Collected data entries
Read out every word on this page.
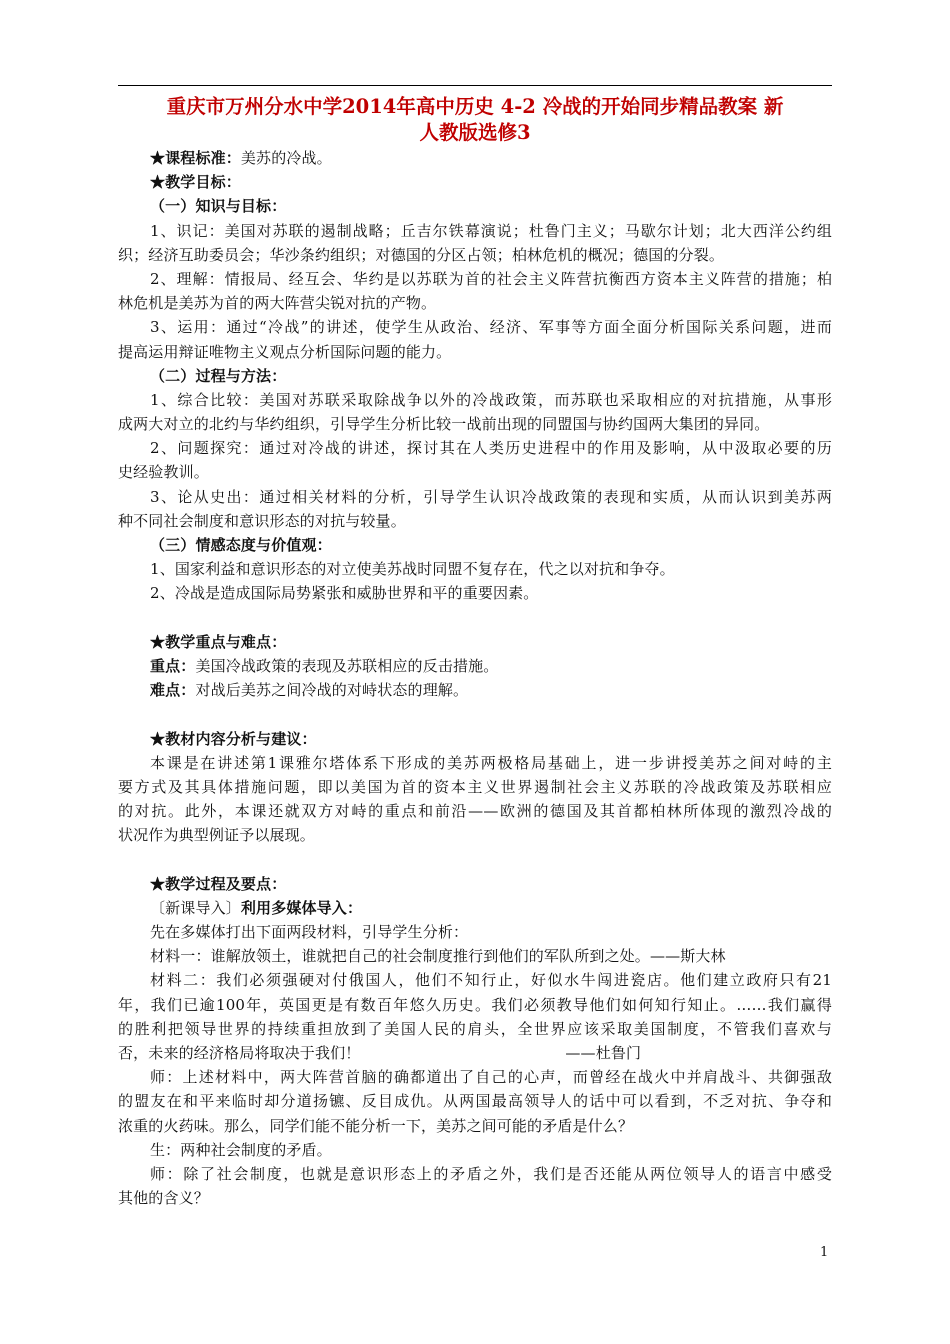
重庆市万州分水中学2014年高中历史 4-2 冷战的开始同步精品教案 新
人教版选修3
★课程标准：美苏的冷战。
★教学目标：
（一）知识与目标：
1、识记：美国对苏联的遏制战略；丘吉尔铁幕演说；杜鲁门主义；马歇尔计划；北大西洋公约组
织；经济互助委员会；华沙条约组织；对德国的分区占领；柏林危机的概况；德国的分裂。
2、理解：情报局、经互会、华约是以苏联为首的社会主义阵营抗衡西方资本主义阵营的措施；柏
林危机是美苏为首的两大阵营尖锐对抗的产物。
3、运用：通过“冷战”的讲述，使学生从政治、经济、军事等方面全面分析国际关系问题，进而
提高运用辩证唯物主义观点分析国际问题的能力。
（二）过程与方法：
1、综合比较：美国对苏联采取除战争以外的冷战政策，而苏联也采取相应的对抗措施，从事形
成两大对立的北约与华约组织，引导学生分析比较一战前出现的同盟国与协约国两大集团的异同。
2、问题探究：通过对冷战的讲述，探讨其在人类历史进程中的作用及影响，从中汲取必要的历
史经验教训。
3、论从史出：通过相关材料的分析，引导学生认识冷战政策的表现和实质，从而认识到美苏两
种不同社会制度和意识形态的对抗与较量。
（三）情感态度与价值观：
1、国家利益和意识形态的对立使美苏战时同盟不复存在，代之以对抗和争夺。
2、冷战是造成国际局势紧张和威胁世界和平的重要因素。
★教学重点与难点：
重点：美国冷战政策的表现及苏联相应的反击措施。
难点：对战后美苏之间冷战的对峙状态的理解。
★教材内容分析与建议：
本课是在讲述第1课雅尔塔体系下形成的美苏两极格局基础上，进一步讲授美苏之间对峙的主
要方式及其具体措施问题，即以美国为首的资本主义世界遏制社会主义苏联的冷战政策及苏联相应
的对抗。此外，本课还就双方对峙的重点和前沿——欧洲的德国及其首都柏林所体现的激烈冷战的
状况作为典型例证予以展现。
★教学过程及要点：
〔新课导入〕利用多媒体导入：
先在多媒体打出下面两段材料，引导学生分析：
材料一：谁解放领土，谁就把自己的社会制度推行到他们的军队所到之处。——斯大林
材料二：我们必须强硬对付俄国人，他们不知行止，好似水牛闯进瓷店。他们建立政府只有21
年，我们已逾100年，英国更是有数百年悠久历史。我们必须教导他们如何知行知止。……我们赢得
的胜利把领导世界的持续重担放到了美国人民的肩头，全世界应该采取美国制度，不管我们喜欢与
否，未来的经济格局将取决于我们！	——杜鲁门
师：上述材料中，两大阵营首脑的确都道出了自己的心声，而曾经在战火中并肩战斗、共御强敌
的盟友在和平来临时却分道扬镳、反目成仇。从两国最高领导人的话中可以看到，不乏对抗、争夺和
浓重的火药味。那么，同学们能不能分析一下，美苏之间可能的矛盾是什么？
生：两种社会制度的矛盾。
师：除了社会制度，也就是意识形态上的矛盾之外，我们是否还能从两位领导人的语言中感受
其他的含义？
1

▸ **Task requirements**: Every record above should be written out again without change, except that the pictures are left out.

▸ **Answer to the task**:
Read out every word on this page.
重庆市万州分水中学2014年高中历史 4-2 冷战的开始同步精品教案 新
人教版选修3
★课程标准：美苏的冷战。
★教学目标：
（一）知识与目标：
1、识记：美国对苏联的遏制战略；丘吉尔铁幕演说；杜鲁门主义；马歇尔计划；北大西洋公约组
织；经济互助委员会；华沙条约组织；对德国的分区占领；柏林危机的概况；德国的分裂。
2、理解：情报局、经互会、华约是以苏联为首的社会主义阵营抗衡西方资本主义阵营的措施；柏
林危机是美苏为首的两大阵营尖锐对抗的产物。
3、运用：通过“冷战”的讲述，使学生从政治、经济、军事等方面全面分析国际关系问题，进而
提高运用辩证唯物主义观点分析国际问题的能力。
（二）过程与方法：
1、综合比较：美国对苏联采取除战争以外的冷战政策，而苏联也采取相应的对抗措施，从事形
成两大对立的北约与华约组织，引导学生分析比较一战前出现的同盟国与协约国两大集团的异同。
2、问题探究：通过对冷战的讲述，探讨其在人类历史进程中的作用及影响，从中汲取必要的历
史经验教训。
3、论从史出：通过相关材料的分析，引导学生认识冷战政策的表现和实质，从而认识到美苏两
种不同社会制度和意识形态的对抗与较量。
（三）情感态度与价值观：
1、国家利益和意识形态的对立使美苏战时同盟不复存在，代之以对抗和争夺。
2、冷战是造成国际局势紧张和威胁世界和平的重要因素。
★教学重点与难点：
重点：美国冷战政策的表现及苏联相应的反击措施。
难点：对战后美苏之间冷战的对峙状态的理解。
★教材内容分析与建议：
本课是在讲述第1课雅尔塔体系下形成的美苏两极格局基础上，进一步讲授美苏之间对峙的主
要方式及其具体措施问题，即以美国为首的资本主义世界遏制社会主义苏联的冷战政策及苏联相应
的对抗。此外，本课还就双方对峙的重点和前沿——欧洲的德国及其首都柏林所体现的激烈冷战的
状况作为典型例证予以展现。
★教学过程及要点：
〔新课导入〕利用多媒体导入：
先在多媒体打出下面两段材料，引导学生分析：
材料一：谁解放领土，谁就把自己的社会制度推行到他们的军队所到之处。——斯大林
材料二：我们必须强硬对付俄国人，他们不知行止，好似水牛闯进瓷店。他们建立政府只有21
年，我们已逾100年，英国更是有数百年悠久历史。我们必须教导他们如何知行知止。……我们赢得
的胜利把领导世界的持续重担放到了美国人民的肩头，全世界应该采取美国制度，不管我们喜欢与
否，未来的经济格局将取决于我们！	——杜鲁门
师：上述材料中，两大阵营首脑的确都道出了自己的心声，而曾经在战火中并肩战斗、共御强敌
的盟友在和平来临时却分道扬镳、反目成仇。从两国最高领导人的话中可以看到，不乏对抗、争夺和
浓重的火药味。那么，同学们能不能分析一下，美苏之间可能的矛盾是什么？
生：两种社会制度的矛盾。
师：除了社会制度，也就是意识形态上的矛盾之外，我们是否还能从两位领导人的语言中感受
其他的含义？
1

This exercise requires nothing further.